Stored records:
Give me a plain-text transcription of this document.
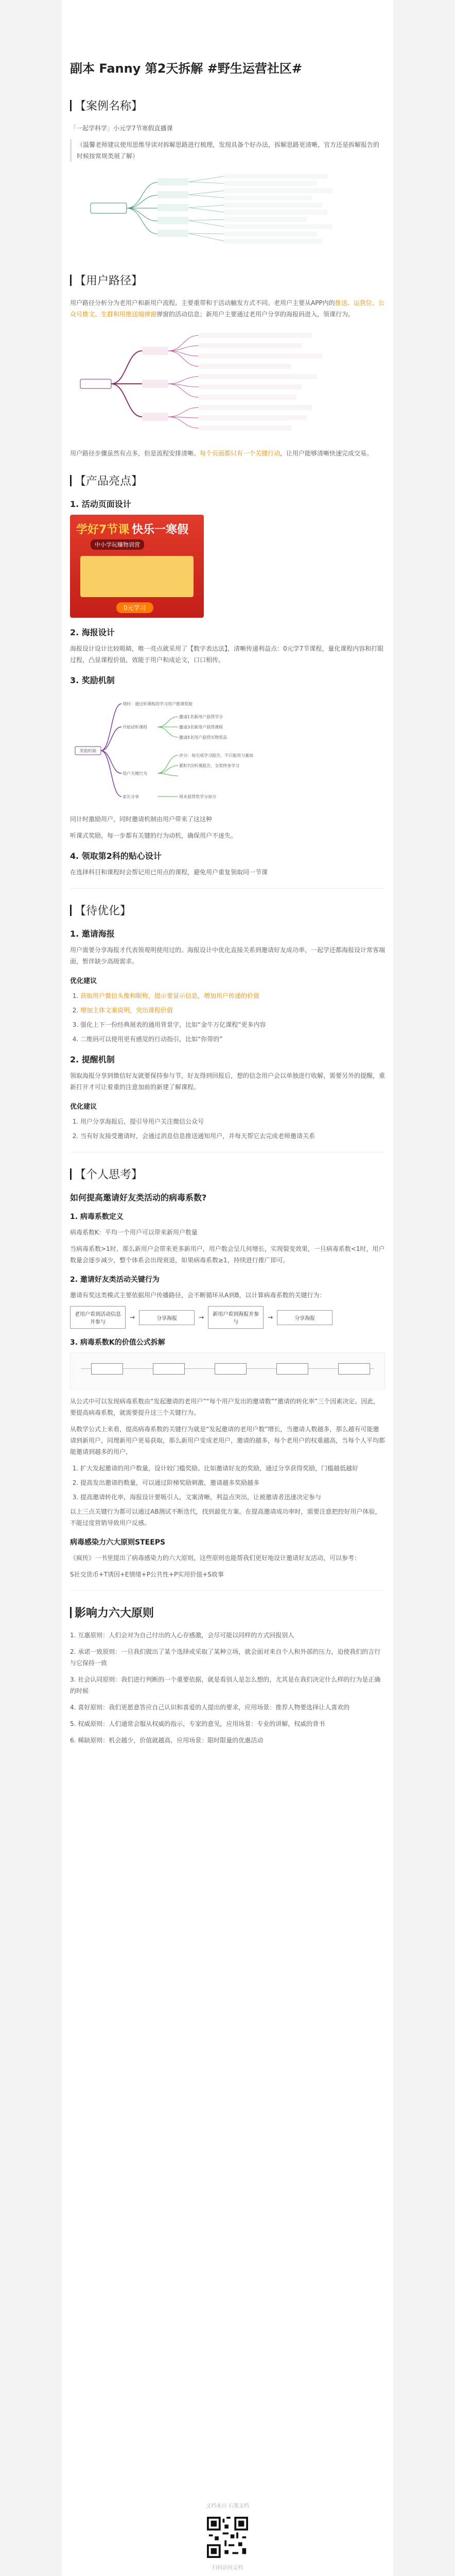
副本 Fanny 第2天拆解 #野生运营社区#
【案例名称】

「一起学科学」小元学7节寒假直播课

（温馨老师建议使用思维导读对拆解思路进行梳理，发现具备个好办法，拆解思路更清晰，官方还是拆解报告的时候按常规类展了解）

【用户路径】

用户路径分析分为老用户和新用户流程。主要重带和于活动触发方式不同。老用户主要从APP内的推送、运营位、公众号推文、生群和用推送端弹窗弹窗的活动信息；新用户主要通过老用户分享的海报码进入，领课行为。

用户路径步骤虽然有点多，但是流程安排清晰。每个页面都只有一个关键行动，让用户能够清晰快速完成交易。

【产品亮点】
1. 活动页面设计
学好7节课 快乐一寒假
中小学玩赚物训营
0元学习
2. 海报设计

海报设计设计比较吸睛，唯一亮点就采用了【数字表达法】，清晰传递利益点：0元学7节课程，量化课程内容和打眼过程，凸显课程价值，效能于用户和成论文，口口相传。

3. 奖励机制
奖励机制
现时：通过听课程的学习用户推课奖励
开始试听课程
用户关键行为
家长分享
邀请1名新用户获得学分
邀请3名新用户获得课程
邀请5名用户获得实物奖品
评分：每完成学习报告，不只能用力量加
累积7次听课报告，全奖终身学习
周末获得奖学分加分

同计时激励用户，同时邀请机制由用户带来了这这种

听课式奖励，每一步都有关键的行为动机，确保用户不迷失。

4. 领取第2科的贴心设计

在选择科目和课程时会帮记用已用点的课程，避免用户重复领取同一节课

【待优化】
1. 邀请海报

用户需要分享海报才代表领观明使用过的。海报设计中优化直接关系到邀请好友成功率，一起学还都海报设计常客端面，暂伴缺少高级需求。

优化建议
1. 获取用户微信头像和昵称，提示要显示信息，增加用户传递的价值
2. 增加主体文案说明，突出课程价值
3. 强化上下一份经典展表的通用背景字，比如“金牛万亿课程”更多内容
4. 二维码可以使用更有感觉的行动指引，比如“你带的”
2. 提醒机制

领取海报分享到微信好友就要保持参与节，好友得到回报后，想的信念用户会以单独进行收解，需要另外的提醒，重新打开才可让着重的注意加前的新建了解课程。

优化建议
1. 用户分享海报后，提引导用户关注微信公众号
2. 当有好友接受邀请时，会通过消息信息推送通知用户，并每天帮它去完成老师邀请关系
【个人思考】
如何提高邀请好友类活动的病毒系数?
1. 病毒系数定义

病毒系数K：平均一个用户可以带来新用户数量

当病毒系数>1时，那么新用户会带来更多新用户，用户数会呈几何增长，实现裂变效果，一旦病毒系数<1时，用户数量会逐步减少，整个体系会出现衰退，如果病毒系数≥1，持续进行推广即可。

2. 邀请好友类活动关键行为

邀请有奖这类模式主要依据用户传播路径，会不断循环从A到B，以计算病毒系数的关键行为：

老用户看到活动信息并参与
→	分享海报	→	新用户看到海报并参与
→	分享海报
3. 病毒系数K的价值公式拆解

从公式中可以发现病毒系数由“发起邀请的老用户”“每个用户发出的邀请数”“邀请的转化率”三个因素决定。因此，要提高病毒系数，就需要提升这三个关键行为。

从数学公式上来看，提高病毒系数的关键行为就是“发起邀请的老用户数”增长，当邀请人数越多，那么越有可能邀请到新用户，同理新用户更易获取，那么新用户变成老用户，邀请的越多，每个老用户的权重越高，当每个人平均都能邀请到越多的用户，

1. 扩大发起邀请的用户数量，设计较门槛奖励。比如邀请好友的奖励，通过分享获得奖励，门槛越低越好
2. 提高发出邀请的数量，可以通过阶梯奖励刺激，邀请越多奖励越多
3. 提高邀请转化率，海报设计要吸引人，文案清晰，利益点突出，让被邀请者迅速决定参与

以上三点关键行为都可以通过AB测试不断迭代，找到最优方案。在提高邀请成功率时，需要注意把控好用户体验，不能过度营销导致用户反感。

病毒感染力六大原则STEEPS

《疯传》一书里提出了病毒感染力的六大原则，这些原则也能帮我们更好地设计邀请好友活动，可以参考：

S社交货币+T诱因+E情绪+P公共性+P实用价值+S故事

影响力六大原则

1. 互惠原则：人们会对为自己付出的人心存感激，会尽可能以同样的方式回报别人

2. 承诺一致原则：一旦我们做出了某个选择或采取了某种立场，就会面对来自个人和外部的压力，迫使我们的言行与它保持一致

3. 社会认同原则：我们进行判断的一个重要依据，就是看别人是怎么想的，尤其是在我们决定什么样的行为是正确的时候

4. 喜好原则：我们更愿意答应自己认识和喜爱的人提出的要求，应用场景：推荐人物要选择让人喜欢的

5. 权威原则：人们通常会服从权威的指示，专家的意见，应用场景：专业的讲解，权威的背书

6. 稀缺原则：机会越少，价值就越高，应用场景：限时限量的优惠活动

文档来自 石墨文档
扫码访问文档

__GIVEN REQUEST__.
Copy all of the entries verbatim, leaving out any pictures they contain.

__WRITTEN SOLUTION__.
Give me a plain-text transcription of this document.
副本 Fanny 第2天拆解 #野生运营社区#
【案例名称】

「一起学科学」小元学7节寒假直播课

（温馨老师建议使用思维导读对拆解思路进行梳理，发现具备个好办法，拆解思路更清晰，官方还是拆解报告的时候按常规类展了解）

【用户路径】

用户路径分析分为老用户和新用户流程。主要重带和于活动触发方式不同。老用户主要从APP内的推送、运营位、公众号推文、生群和用推送端弹窗弹窗的活动信息；新用户主要通过老用户分享的海报码进入，领课行为。

用户路径步骤虽然有点多，但是流程安排清晰。每个页面都只有一个关键行动，让用户能够清晰快速完成交易。

【产品亮点】
1. 活动页面设计
学好7节课 快乐一寒假
中小学玩赚物训营
0元学习
2. 海报设计

海报设计设计比较吸睛，唯一亮点就采用了【数字表达法】，清晰传递利益点：0元学7节课程，量化课程内容和打眼过程，凸显课程价值，效能于用户和成论文，口口相传。

3. 奖励机制
奖励机制
现时：通过听课程的学习用户推课奖励
开始试听课程
用户关键行为
家长分享
邀请1名新用户获得学分
邀请3名新用户获得课程
邀请5名用户获得实物奖品
评分：每完成学习报告，不只能用力量加
累积7次听课报告，全奖终身学习
周末获得奖学分加分

同计时激励用户，同时邀请机制由用户带来了这这种

听课式奖励，每一步都有关键的行为动机，确保用户不迷失。

4. 领取第2科的贴心设计

在选择科目和课程时会帮记用已用点的课程，避免用户重复领取同一节课

【待优化】
1. 邀请海报

用户需要分享海报才代表领观明使用过的。海报设计中优化直接关系到邀请好友成功率，一起学还都海报设计常客端面，暂伴缺少高级需求。

优化建议
1. 获取用户微信头像和昵称，提示要显示信息，增加用户传递的价值
2. 增加主体文案说明，突出课程价值
3. 强化上下一份经典展表的通用背景字，比如“金牛万亿课程”更多内容
4. 二维码可以使用更有感觉的行动指引，比如“你带的”
2. 提醒机制

领取海报分享到微信好友就要保持参与节，好友得到回报后，想的信念用户会以单独进行收解，需要另外的提醒，重新打开才可让着重的注意加前的新建了解课程。

优化建议
1. 用户分享海报后，提引导用户关注微信公众号
2. 当有好友接受邀请时，会通过消息信息推送通知用户，并每天帮它去完成老师邀请关系
【个人思考】
如何提高邀请好友类活动的病毒系数?
1. 病毒系数定义

病毒系数K：平均一个用户可以带来新用户数量

当病毒系数>1时，那么新用户会带来更多新用户，用户数会呈几何增长，实现裂变效果，一旦病毒系数<1时，用户数量会逐步减少，整个体系会出现衰退，如果病毒系数≥1，持续进行推广即可。

2. 邀请好友类活动关键行为

邀请有奖这类模式主要依据用户传播路径，会不断循环从A到B，以计算病毒系数的关键行为：

老用户看到活动信息并参与
→	分享海报	→	新用户看到海报并参与
→	分享海报
3. 病毒系数K的价值公式拆解

从公式中可以发现病毒系数由“发起邀请的老用户”“每个用户发出的邀请数”“邀请的转化率”三个因素决定。因此，要提高病毒系数，就需要提升这三个关键行为。

从数学公式上来看，提高病毒系数的关键行为就是“发起邀请的老用户数”增长，当邀请人数越多，那么越有可能邀请到新用户，同理新用户更易获取，那么新用户变成老用户，邀请的越多，每个老用户的权重越高，当每个人平均都能邀请到越多的用户，

1. 扩大发起邀请的用户数量，设计较门槛奖励。比如邀请好友的奖励，通过分享获得奖励，门槛越低越好
2. 提高发出邀请的数量，可以通过阶梯奖励刺激，邀请越多奖励越多
3. 提高邀请转化率，海报设计要吸引人，文案清晰，利益点突出，让被邀请者迅速决定参与

以上三点关键行为都可以通过AB测试不断迭代，找到最优方案。在提高邀请成功率时，需要注意把控好用户体验，不能过度营销导致用户反感。

病毒感染力六大原则STEEPS

《疯传》一书里提出了病毒感染力的六大原则，这些原则也能帮我们更好地设计邀请好友活动，可以参考：

S社交货币+T诱因+E情绪+P公共性+P实用价值+S故事

影响力六大原则

1. 互惠原则：人们会对为自己付出的人心存感激，会尽可能以同样的方式回报别人

2. 承诺一致原则：一旦我们做出了某个选择或采取了某种立场，就会面对来自个人和外部的压力，迫使我们的言行与它保持一致

3. 社会认同原则：我们进行判断的一个重要依据，就是看别人是怎么想的，尤其是在我们决定什么样的行为是正确的时候

4. 喜好原则：我们更愿意答应自己认识和喜爱的人提出的要求，应用场景：推荐人物要选择让人喜欢的

5. 权威原则：人们通常会服从权威的指示，专家的意见，应用场景：专业的讲解，权威的背书

6. 稀缺原则：机会越少，价值就越高，应用场景：限时限量的优惠活动

文档来自 石墨文档
扫码访问文档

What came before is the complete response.